WHAT IS EXPECTED
Write out the complete material exactly as it stands.

EXTRACTED MATERIAL
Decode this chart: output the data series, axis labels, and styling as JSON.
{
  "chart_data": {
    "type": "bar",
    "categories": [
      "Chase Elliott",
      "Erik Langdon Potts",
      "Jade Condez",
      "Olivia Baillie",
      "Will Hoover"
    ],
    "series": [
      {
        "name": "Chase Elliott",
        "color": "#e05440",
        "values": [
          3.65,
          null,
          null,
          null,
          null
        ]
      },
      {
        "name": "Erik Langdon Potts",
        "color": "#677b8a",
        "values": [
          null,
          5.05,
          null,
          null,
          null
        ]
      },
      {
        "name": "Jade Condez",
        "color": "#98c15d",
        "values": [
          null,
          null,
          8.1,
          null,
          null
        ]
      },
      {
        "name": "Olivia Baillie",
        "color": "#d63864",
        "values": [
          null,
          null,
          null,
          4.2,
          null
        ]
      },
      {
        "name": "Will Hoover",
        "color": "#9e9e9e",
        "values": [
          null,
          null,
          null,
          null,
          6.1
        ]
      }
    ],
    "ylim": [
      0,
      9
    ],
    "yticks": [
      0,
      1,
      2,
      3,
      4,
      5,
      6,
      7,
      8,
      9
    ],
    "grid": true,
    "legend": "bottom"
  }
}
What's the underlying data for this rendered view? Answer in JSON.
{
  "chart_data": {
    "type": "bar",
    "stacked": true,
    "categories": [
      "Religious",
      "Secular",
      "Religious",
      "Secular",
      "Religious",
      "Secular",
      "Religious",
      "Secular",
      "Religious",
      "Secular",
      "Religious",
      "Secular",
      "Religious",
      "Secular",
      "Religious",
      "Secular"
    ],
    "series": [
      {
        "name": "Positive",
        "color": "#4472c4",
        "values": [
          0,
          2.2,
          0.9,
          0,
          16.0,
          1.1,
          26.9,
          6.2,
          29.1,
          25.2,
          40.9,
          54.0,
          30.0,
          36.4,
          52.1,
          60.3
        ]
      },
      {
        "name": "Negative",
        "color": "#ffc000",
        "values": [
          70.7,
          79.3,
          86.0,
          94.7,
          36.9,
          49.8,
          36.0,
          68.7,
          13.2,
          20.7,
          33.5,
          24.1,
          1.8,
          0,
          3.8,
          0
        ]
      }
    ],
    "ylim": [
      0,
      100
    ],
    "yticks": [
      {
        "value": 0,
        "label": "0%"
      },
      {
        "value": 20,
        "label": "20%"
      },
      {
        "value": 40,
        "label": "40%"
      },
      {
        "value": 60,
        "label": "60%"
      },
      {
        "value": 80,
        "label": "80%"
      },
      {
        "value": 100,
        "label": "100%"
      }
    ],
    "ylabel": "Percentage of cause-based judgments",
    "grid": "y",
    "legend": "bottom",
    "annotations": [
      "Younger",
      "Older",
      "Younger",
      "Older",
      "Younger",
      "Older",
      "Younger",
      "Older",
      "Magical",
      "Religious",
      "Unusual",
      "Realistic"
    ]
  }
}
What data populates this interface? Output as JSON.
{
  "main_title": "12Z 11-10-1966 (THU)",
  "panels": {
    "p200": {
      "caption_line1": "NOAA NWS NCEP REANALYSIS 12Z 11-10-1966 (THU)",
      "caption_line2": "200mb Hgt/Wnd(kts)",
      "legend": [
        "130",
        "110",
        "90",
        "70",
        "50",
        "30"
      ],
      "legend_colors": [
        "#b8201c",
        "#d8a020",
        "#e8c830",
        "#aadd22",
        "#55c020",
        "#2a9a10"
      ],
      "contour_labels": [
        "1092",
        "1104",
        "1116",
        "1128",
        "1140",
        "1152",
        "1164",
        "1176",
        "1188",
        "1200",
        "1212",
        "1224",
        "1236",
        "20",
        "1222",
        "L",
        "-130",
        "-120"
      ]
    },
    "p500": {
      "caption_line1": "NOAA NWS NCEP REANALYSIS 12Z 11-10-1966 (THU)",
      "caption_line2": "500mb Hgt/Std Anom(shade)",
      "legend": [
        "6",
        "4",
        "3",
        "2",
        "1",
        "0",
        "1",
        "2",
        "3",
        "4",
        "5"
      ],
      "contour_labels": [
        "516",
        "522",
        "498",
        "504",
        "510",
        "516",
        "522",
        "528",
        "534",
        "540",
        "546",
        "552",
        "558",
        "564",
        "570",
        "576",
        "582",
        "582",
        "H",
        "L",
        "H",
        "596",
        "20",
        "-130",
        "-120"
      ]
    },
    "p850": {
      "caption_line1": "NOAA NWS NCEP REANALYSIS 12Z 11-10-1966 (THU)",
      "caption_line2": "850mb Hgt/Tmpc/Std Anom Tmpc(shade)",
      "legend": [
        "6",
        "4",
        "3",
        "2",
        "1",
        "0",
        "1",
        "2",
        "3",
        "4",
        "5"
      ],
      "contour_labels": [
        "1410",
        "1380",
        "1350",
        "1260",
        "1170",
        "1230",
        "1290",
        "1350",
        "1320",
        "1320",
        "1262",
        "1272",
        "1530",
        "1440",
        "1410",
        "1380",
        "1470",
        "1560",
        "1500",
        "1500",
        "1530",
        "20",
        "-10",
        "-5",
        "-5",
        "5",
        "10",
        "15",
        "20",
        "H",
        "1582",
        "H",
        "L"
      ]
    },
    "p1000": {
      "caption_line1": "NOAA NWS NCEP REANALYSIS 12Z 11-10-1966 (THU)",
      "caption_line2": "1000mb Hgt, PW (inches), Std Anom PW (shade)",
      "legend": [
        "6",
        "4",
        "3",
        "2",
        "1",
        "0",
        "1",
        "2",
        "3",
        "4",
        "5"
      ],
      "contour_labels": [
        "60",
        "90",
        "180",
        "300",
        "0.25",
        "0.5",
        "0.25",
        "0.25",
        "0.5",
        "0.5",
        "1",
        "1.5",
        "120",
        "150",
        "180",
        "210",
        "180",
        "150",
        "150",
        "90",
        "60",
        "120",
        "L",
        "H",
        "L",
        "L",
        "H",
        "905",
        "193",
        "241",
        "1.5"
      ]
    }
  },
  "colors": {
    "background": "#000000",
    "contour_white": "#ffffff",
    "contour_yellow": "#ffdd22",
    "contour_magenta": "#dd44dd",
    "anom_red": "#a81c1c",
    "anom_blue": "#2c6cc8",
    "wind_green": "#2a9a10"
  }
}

OUTPUT BELOW
Decode this chart: output the data series, axis labels, and styling as JSON.
{
  "chart_data": {
    "type": "bar",
    "categories": [
      "Chase Elliott",
      "Erik Langdon Potts",
      "Jade Condez",
      "Olivia Baillie",
      "Will Hoover"
    ],
    "series": [
      {
        "name": "Chase Elliott",
        "color": "#e05440",
        "values": [
          3.65,
          null,
          null,
          null,
          null
        ]
      },
      {
        "name": "Erik Langdon Potts",
        "color": "#677b8a",
        "values": [
          null,
          5.05,
          null,
          null,
          null
        ]
      },
      {
        "name": "Jade Condez",
        "color": "#98c15d",
        "values": [
          null,
          null,
          8.1,
          null,
          null
        ]
      },
      {
        "name": "Olivia Baillie",
        "color": "#d63864",
        "values": [
          null,
          null,
          null,
          4.2,
          null
        ]
      },
      {
        "name": "Will Hoover",
        "color": "#9e9e9e",
        "values": [
          null,
          null,
          null,
          null,
          6.1
        ]
      }
    ],
    "ylim": [
      0,
      9
    ],
    "yticks": [
      0,
      1,
      2,
      3,
      4,
      5,
      6,
      7,
      8,
      9
    ],
    "grid": true,
    "legend": "bottom"
  }
}
What's the underlying data for this rendered view? Answer in JSON.
{
  "chart_data": {
    "type": "bar",
    "stacked": true,
    "categories": [
      "Religious",
      "Secular",
      "Religious",
      "Secular",
      "Religious",
      "Secular",
      "Religious",
      "Secular",
      "Religious",
      "Secular",
      "Religious",
      "Secular",
      "Religious",
      "Secular",
      "Religious",
      "Secular"
    ],
    "series": [
      {
        "name": "Positive",
        "color": "#4472c4",
        "values": [
          0,
          2.2,
          0.9,
          0,
          16.0,
          1.1,
          26.9,
          6.2,
          29.1,
          25.2,
          40.9,
          54.0,
          30.0,
          36.4,
          52.1,
          60.3
        ]
      },
      {
        "name": "Negative",
        "color": "#ffc000",
        "values": [
          70.7,
          79.3,
          86.0,
          94.7,
          36.9,
          49.8,
          36.0,
          68.7,
          13.2,
          20.7,
          33.5,
          24.1,
          1.8,
          0,
          3.8,
          0
        ]
      }
    ],
    "ylim": [
      0,
      100
    ],
    "yticks": [
      {
        "value": 0,
        "label": "0%"
      },
      {
        "value": 20,
        "label": "20%"
      },
      {
        "value": 40,
        "label": "40%"
      },
      {
        "value": 60,
        "label": "60%"
      },
      {
        "value": 80,
        "label": "80%"
      },
      {
        "value": 100,
        "label": "100%"
      }
    ],
    "ylabel": "Percentage of cause-based judgments",
    "grid": "y",
    "legend": "bottom",
    "annotations": [
      "Younger",
      "Older",
      "Younger",
      "Older",
      "Younger",
      "Older",
      "Younger",
      "Older",
      "Magical",
      "Religious",
      "Unusual",
      "Realistic"
    ]
  }
}
What data populates this interface? Output as JSON.
{
  "main_title": "12Z 11-10-1966 (THU)",
  "panels": {
    "p200": {
      "caption_line1": "NOAA NWS NCEP REANALYSIS 12Z 11-10-1966 (THU)",
      "caption_line2": "200mb Hgt/Wnd(kts)",
      "legend": [
        "130",
        "110",
        "90",
        "70",
        "50",
        "30"
      ],
      "legend_colors": [
        "#b8201c",
        "#d8a020",
        "#e8c830",
        "#aadd22",
        "#55c020",
        "#2a9a10"
      ],
      "contour_labels": [
        "1092",
        "1104",
        "1116",
        "1128",
        "1140",
        "1152",
        "1164",
        "1176",
        "1188",
        "1200",
        "1212",
        "1224",
        "1236",
        "20",
        "1222",
        "L",
        "-130",
        "-120"
      ]
    },
    "p500": {
      "caption_line1": "NOAA NWS NCEP REANALYSIS 12Z 11-10-1966 (THU)",
      "caption_line2": "500mb Hgt/Std Anom(shade)",
      "legend": [
        "6",
        "4",
        "3",
        "2",
        "1",
        "0",
        "1",
        "2",
        "3",
        "4",
        "5"
      ],
      "contour_labels": [
        "516",
        "522",
        "498",
        "504",
        "510",
        "516",
        "522",
        "528",
        "534",
        "540",
        "546",
        "552",
        "558",
        "564",
        "570",
        "576",
        "582",
        "582",
        "H",
        "L",
        "H",
        "596",
        "20",
        "-130",
        "-120"
      ]
    },
    "p850": {
      "caption_line1": "NOAA NWS NCEP REANALYSIS 12Z 11-10-1966 (THU)",
      "caption_line2": "850mb Hgt/Tmpc/Std Anom Tmpc(shade)",
      "legend": [
        "6",
        "4",
        "3",
        "2",
        "1",
        "0",
        "1",
        "2",
        "3",
        "4",
        "5"
      ],
      "contour_labels": [
        "1410",
        "1380",
        "1350",
        "1260",
        "1170",
        "1230",
        "1290",
        "1350",
        "1320",
        "1320",
        "1262",
        "1272",
        "1530",
        "1440",
        "1410",
        "1380",
        "1470",
        "1560",
        "1500",
        "1500",
        "1530",
        "20",
        "-10",
        "-5",
        "-5",
        "5",
        "10",
        "15",
        "20",
        "H",
        "1582",
        "H",
        "L"
      ]
    },
    "p1000": {
      "caption_line1": "NOAA NWS NCEP REANALYSIS 12Z 11-10-1966 (THU)",
      "caption_line2": "1000mb Hgt, PW (inches), Std Anom PW (shade)",
      "legend": [
        "6",
        "4",
        "3",
        "2",
        "1",
        "0",
        "1",
        "2",
        "3",
        "4",
        "5"
      ],
      "contour_labels": [
        "60",
        "90",
        "180",
        "300",
        "0.25",
        "0.5",
        "0.25",
        "0.25",
        "0.5",
        "0.5",
        "1",
        "1.5",
        "120",
        "150",
        "180",
        "210",
        "180",
        "150",
        "150",
        "90",
        "60",
        "120",
        "L",
        "H",
        "L",
        "L",
        "H",
        "905",
        "193",
        "241",
        "1.5"
      ]
    }
  },
  "colors": {
    "background": "#000000",
    "contour_white": "#ffffff",
    "contour_yellow": "#ffdd22",
    "contour_magenta": "#dd44dd",
    "anom_red": "#a81c1c",
    "anom_blue": "#2c6cc8",
    "wind_green": "#2a9a10"
  }
}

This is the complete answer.